■ **PROMPT**
Retype the records word for word, starting at the first line and ending at the line that contains "y-right-tick-label: 3000000 [708,203,779,222]".

━━━━━ ENTRIES PROVIDED

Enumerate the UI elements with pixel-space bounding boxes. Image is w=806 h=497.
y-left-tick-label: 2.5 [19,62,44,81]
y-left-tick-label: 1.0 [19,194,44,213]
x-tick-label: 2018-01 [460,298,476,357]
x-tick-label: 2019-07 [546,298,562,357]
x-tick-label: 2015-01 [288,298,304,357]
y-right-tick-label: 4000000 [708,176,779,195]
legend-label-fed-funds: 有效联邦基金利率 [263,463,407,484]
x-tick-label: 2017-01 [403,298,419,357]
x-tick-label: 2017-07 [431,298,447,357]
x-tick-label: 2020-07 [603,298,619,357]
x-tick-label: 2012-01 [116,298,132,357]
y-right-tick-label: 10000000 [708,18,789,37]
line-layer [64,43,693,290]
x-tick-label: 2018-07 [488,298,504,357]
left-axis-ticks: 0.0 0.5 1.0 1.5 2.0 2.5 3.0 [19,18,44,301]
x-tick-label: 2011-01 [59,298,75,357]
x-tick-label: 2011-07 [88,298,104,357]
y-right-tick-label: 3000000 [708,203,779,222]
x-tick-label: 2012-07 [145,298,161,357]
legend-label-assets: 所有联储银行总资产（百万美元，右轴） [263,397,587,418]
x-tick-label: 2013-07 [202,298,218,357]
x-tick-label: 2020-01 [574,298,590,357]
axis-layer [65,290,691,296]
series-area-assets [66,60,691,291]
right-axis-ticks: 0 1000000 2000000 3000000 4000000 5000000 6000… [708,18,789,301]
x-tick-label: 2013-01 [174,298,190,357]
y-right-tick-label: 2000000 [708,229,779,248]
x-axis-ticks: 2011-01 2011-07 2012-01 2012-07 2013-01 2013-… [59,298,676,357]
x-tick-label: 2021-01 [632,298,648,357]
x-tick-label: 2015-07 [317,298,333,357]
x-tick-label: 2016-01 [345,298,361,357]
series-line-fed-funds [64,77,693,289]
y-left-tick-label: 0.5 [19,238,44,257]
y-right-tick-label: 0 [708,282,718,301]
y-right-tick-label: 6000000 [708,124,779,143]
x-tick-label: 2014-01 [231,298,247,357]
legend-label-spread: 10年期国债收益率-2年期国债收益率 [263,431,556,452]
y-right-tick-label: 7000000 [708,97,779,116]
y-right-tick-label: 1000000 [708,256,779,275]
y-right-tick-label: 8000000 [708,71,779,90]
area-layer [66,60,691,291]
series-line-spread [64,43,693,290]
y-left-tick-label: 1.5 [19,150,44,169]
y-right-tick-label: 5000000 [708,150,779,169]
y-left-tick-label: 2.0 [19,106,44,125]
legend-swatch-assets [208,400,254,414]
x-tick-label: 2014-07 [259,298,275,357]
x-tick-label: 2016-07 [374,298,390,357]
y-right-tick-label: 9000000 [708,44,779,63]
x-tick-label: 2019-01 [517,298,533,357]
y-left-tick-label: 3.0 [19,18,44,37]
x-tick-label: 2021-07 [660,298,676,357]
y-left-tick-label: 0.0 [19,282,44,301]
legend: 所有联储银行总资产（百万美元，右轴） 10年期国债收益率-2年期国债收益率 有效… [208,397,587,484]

━━━━━━━━━━

■ **WRITTEN ANSWER**
Enumerate the UI elements with pixel-space bounding boxes. Image is w=806 h=497.
y-left-tick-label: 2.5 [19,62,44,81]
y-left-tick-label: 1.0 [19,194,44,213]
x-tick-label: 2018-01 [460,298,476,357]
x-tick-label: 2019-07 [546,298,562,357]
x-tick-label: 2015-01 [288,298,304,357]
y-right-tick-label: 4000000 [708,176,779,195]
legend-label-fed-funds: 有效联邦基金利率 [263,463,407,484]
x-tick-label: 2017-01 [403,298,419,357]
x-tick-label: 2017-07 [431,298,447,357]
x-tick-label: 2020-07 [603,298,619,357]
x-tick-label: 2012-01 [116,298,132,357]
y-right-tick-label: 10000000 [708,18,789,37]
line-layer [64,43,693,290]
x-tick-label: 2018-07 [488,298,504,357]
left-axis-ticks: 0.0 0.5 1.0 1.5 2.0 2.5 3.0 [19,18,44,301]
x-tick-label: 2011-01 [59,298,75,357]
x-tick-label: 2011-07 [88,298,104,357]
y-right-tick-label: 3000000 [708,203,779,222]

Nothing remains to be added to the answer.